Exercise instructions. Rewrite the lines from the one containing "ball-group: 164 bbox=[283, 279, 346, 296]" up to and including the one containing "match-count: 6자리 일치 bbox=[367, 152, 410, 162]" as a Markdown table with the columns n and Line. Leave out any blank lines.

Data records

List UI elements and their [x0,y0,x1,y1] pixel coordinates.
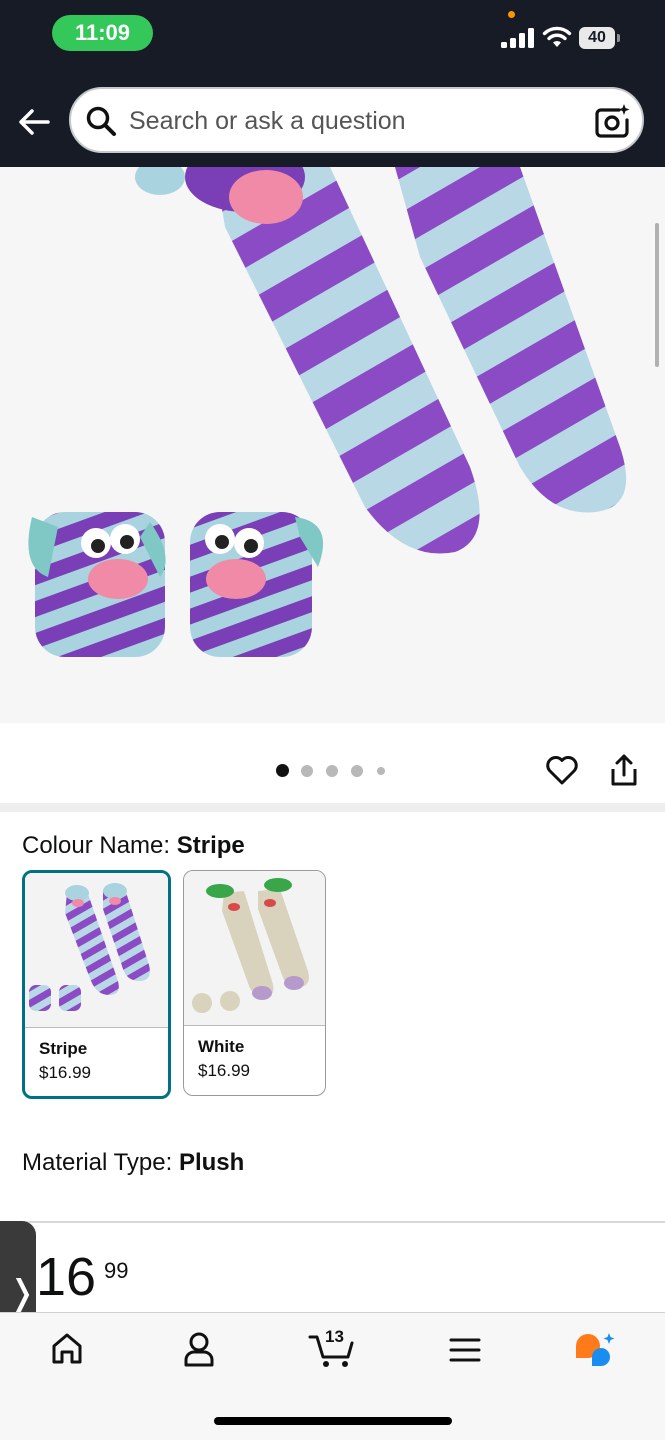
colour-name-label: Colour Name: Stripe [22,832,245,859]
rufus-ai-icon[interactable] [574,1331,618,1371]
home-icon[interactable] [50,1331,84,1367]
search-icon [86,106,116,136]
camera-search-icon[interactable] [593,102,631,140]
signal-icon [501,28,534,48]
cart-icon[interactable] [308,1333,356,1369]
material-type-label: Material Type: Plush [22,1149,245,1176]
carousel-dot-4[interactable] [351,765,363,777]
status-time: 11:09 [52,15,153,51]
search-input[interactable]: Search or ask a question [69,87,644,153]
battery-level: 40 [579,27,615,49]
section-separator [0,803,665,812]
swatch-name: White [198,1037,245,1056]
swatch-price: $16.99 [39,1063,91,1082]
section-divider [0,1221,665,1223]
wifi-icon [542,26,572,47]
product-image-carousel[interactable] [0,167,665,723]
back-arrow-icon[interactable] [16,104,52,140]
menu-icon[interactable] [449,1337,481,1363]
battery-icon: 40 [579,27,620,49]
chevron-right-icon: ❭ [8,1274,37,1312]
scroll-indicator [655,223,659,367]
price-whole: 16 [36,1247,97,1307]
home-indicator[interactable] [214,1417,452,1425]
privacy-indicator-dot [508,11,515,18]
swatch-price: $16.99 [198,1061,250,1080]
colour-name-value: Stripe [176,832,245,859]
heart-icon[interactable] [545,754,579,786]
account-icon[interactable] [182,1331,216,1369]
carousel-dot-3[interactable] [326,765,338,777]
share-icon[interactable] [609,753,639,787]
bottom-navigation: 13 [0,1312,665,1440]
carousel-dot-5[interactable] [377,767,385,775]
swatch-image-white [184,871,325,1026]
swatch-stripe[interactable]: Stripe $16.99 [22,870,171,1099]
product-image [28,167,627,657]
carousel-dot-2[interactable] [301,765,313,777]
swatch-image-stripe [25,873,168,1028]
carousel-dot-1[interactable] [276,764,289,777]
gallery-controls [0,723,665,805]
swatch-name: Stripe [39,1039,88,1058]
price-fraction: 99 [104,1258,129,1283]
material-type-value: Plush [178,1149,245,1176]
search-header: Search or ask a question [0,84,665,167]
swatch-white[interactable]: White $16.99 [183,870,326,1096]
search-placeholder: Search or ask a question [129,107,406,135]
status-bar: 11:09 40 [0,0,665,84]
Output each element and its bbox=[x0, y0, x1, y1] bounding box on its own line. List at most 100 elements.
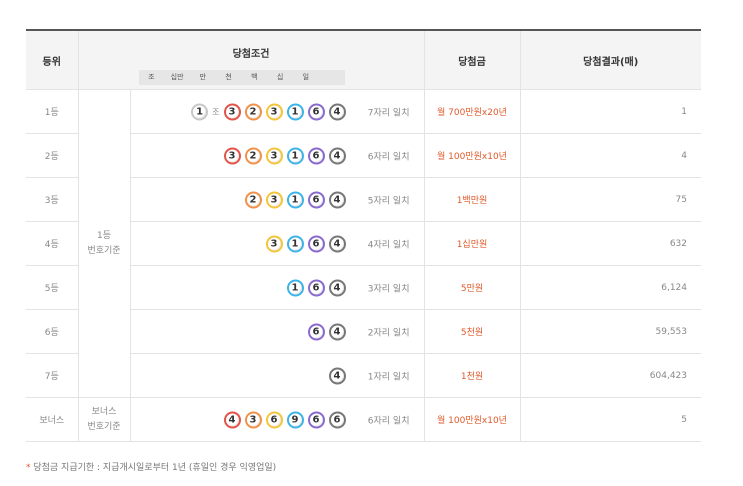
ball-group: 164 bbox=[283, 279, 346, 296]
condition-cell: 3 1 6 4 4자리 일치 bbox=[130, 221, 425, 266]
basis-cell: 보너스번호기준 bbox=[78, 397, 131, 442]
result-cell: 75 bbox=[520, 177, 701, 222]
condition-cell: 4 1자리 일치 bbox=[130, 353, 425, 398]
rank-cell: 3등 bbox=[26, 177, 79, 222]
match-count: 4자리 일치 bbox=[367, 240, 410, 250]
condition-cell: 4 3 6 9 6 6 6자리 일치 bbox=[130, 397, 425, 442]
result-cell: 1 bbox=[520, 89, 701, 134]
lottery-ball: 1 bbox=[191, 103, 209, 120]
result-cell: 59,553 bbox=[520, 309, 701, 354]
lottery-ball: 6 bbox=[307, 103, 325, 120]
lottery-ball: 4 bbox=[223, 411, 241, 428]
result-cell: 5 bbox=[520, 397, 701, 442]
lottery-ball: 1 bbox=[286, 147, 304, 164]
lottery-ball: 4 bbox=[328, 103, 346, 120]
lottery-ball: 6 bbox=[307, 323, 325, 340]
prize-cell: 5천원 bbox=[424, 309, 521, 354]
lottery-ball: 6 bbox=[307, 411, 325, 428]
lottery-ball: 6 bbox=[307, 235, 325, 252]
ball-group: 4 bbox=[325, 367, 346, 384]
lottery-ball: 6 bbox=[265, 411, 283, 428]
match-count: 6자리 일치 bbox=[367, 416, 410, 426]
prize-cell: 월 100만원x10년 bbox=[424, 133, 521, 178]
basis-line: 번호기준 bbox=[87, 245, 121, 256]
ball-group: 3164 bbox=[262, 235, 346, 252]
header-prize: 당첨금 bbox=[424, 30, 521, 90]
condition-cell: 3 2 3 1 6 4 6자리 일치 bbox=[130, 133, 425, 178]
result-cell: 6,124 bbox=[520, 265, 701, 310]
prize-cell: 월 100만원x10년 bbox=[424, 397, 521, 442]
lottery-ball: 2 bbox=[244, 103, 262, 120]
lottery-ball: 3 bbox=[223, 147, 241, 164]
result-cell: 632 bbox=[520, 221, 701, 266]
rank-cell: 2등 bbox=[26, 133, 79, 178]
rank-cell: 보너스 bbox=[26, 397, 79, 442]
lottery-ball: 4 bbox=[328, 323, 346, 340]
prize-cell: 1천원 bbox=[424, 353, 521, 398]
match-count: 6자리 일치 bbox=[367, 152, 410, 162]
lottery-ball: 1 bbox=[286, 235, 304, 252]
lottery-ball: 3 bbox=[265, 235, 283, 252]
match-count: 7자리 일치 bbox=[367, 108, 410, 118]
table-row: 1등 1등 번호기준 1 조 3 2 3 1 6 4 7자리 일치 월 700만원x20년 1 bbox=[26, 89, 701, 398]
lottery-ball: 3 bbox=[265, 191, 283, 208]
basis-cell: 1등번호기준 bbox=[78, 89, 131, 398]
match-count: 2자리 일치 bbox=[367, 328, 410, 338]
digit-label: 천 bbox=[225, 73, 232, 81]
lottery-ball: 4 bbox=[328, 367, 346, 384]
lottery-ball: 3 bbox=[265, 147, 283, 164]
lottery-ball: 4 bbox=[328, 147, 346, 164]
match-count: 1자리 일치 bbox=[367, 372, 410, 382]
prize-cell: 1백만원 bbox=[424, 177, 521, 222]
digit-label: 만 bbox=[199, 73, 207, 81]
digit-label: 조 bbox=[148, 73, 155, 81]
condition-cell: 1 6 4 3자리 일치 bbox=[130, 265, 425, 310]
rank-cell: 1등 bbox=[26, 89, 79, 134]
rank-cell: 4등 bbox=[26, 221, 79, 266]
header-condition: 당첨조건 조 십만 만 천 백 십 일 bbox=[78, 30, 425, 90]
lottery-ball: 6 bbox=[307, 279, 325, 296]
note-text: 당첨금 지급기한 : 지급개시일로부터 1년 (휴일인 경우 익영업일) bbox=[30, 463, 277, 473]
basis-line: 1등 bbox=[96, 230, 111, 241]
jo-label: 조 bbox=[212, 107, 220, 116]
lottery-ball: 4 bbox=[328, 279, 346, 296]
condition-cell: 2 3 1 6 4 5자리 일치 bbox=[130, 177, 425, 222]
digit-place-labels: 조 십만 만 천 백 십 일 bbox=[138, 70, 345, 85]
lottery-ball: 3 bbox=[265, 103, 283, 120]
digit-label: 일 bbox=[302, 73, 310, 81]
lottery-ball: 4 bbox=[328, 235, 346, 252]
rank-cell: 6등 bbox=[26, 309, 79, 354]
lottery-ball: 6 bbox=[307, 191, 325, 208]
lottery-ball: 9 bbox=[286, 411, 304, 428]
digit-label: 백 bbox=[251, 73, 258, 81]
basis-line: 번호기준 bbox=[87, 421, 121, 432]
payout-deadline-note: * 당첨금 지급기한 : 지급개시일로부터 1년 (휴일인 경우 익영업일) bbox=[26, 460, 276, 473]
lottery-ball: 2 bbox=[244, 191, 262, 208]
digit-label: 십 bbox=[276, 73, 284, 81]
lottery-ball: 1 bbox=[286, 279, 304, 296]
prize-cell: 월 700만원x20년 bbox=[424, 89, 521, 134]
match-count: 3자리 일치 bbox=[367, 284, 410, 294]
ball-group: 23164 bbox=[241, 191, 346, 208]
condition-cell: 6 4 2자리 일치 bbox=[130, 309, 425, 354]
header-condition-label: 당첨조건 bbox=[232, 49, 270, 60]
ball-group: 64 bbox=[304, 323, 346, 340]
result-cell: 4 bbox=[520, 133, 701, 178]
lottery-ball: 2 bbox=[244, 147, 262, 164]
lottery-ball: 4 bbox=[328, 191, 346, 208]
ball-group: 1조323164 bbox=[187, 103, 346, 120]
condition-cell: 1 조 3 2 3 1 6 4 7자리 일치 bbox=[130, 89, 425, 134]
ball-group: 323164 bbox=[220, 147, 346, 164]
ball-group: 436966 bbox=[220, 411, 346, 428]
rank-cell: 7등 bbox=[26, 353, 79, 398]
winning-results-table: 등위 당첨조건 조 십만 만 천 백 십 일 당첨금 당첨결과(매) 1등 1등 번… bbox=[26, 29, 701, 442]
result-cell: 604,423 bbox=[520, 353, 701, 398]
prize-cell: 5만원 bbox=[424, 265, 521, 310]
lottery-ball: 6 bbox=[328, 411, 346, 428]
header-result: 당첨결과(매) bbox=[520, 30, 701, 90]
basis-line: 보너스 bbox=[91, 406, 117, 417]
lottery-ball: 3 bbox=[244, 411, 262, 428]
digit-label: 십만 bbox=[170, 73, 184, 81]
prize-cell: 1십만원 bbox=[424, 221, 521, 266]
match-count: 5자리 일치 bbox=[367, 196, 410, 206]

Task response.
| n | Line |
|---|---|
| 1 | ball-group: 164 bbox=[283, 279, 346, 296] |
| 2 | condition-cell: 3 1 6 4 4자리 일치 bbox=[130, 221, 425, 266] |
| 3 | basis-cell: 보너스번호기준 bbox=[78, 397, 131, 442] |
| 4 | result-cell: 75 bbox=[520, 177, 701, 222] |
| 5 | condition-cell: 4 1자리 일치 bbox=[130, 353, 425, 398] |
| 6 | rank-cell: 3등 bbox=[26, 177, 79, 222] |
| 7 | match-count: 4자리 일치 bbox=[367, 240, 410, 250] |
| 8 | condition-cell: 4 3 6 9 6 6 6자리 일치 bbox=[130, 397, 425, 442] |
| 9 | result-cell: 1 bbox=[520, 89, 701, 134] |
| 10 | lottery-ball: 1 bbox=[191, 103, 209, 120] |
| 11 | result-cell: 59,553 bbox=[520, 309, 701, 354] |
| 12 | lottery-ball: 6 bbox=[307, 103, 325, 120] |
| 13 | lottery-ball: 4 bbox=[223, 411, 241, 428] |
| 14 | result-cell: 5 bbox=[520, 397, 701, 442] |
| 15 | lottery-ball: 1 bbox=[286, 147, 304, 164] |
| 16 | lottery-ball: 4 bbox=[328, 103, 346, 120] |
| 17 | lottery-ball: 6 bbox=[307, 323, 325, 340] |
| 18 | prize-cell: 5천원 bbox=[424, 309, 521, 354] |
| 19 | lottery-ball: 6 bbox=[307, 411, 325, 428] |
| 20 | lottery-ball: 6 bbox=[307, 235, 325, 252] |
| 21 | ball-group: 4 bbox=[325, 367, 346, 384] |
| 22 | lottery-ball: 6 bbox=[265, 411, 283, 428] |
| 23 | match-count: 6자리 일치 bbox=[367, 416, 410, 426] |
| 24 | prize-cell: 월 100만원x10년 bbox=[424, 133, 521, 178] |
| 25 | basis-line: 번호기준 bbox=[87, 245, 121, 256] |
| 26 | ball-group: 3164 bbox=[262, 235, 346, 252] |
| 27 | header-prize: 당첨금 bbox=[424, 30, 521, 90] |
| 28 | condition-cell: 3 2 3 1 6 4 6자리 일치 bbox=[130, 133, 425, 178] |
| 29 | result-cell: 6,124 bbox=[520, 265, 701, 310] |
| 30 | prize-cell: 월 100만원x10년 bbox=[424, 397, 521, 442] |
| 31 | lottery-ball: 2 bbox=[244, 103, 262, 120] |
| 32 | lottery-ball: 3 bbox=[223, 147, 241, 164] |
| 33 | result-cell: 632 bbox=[520, 221, 701, 266] |
| 34 | rank-cell: 2등 bbox=[26, 133, 79, 178] |
| 35 | rank-cell: 보너스 bbox=[26, 397, 79, 442] |
| 36 | lottery-ball: 4 bbox=[328, 323, 346, 340] |
| 37 | prize-cell: 1천원 bbox=[424, 353, 521, 398] |
| 38 | match-count: 6자리 일치 bbox=[367, 152, 410, 162] |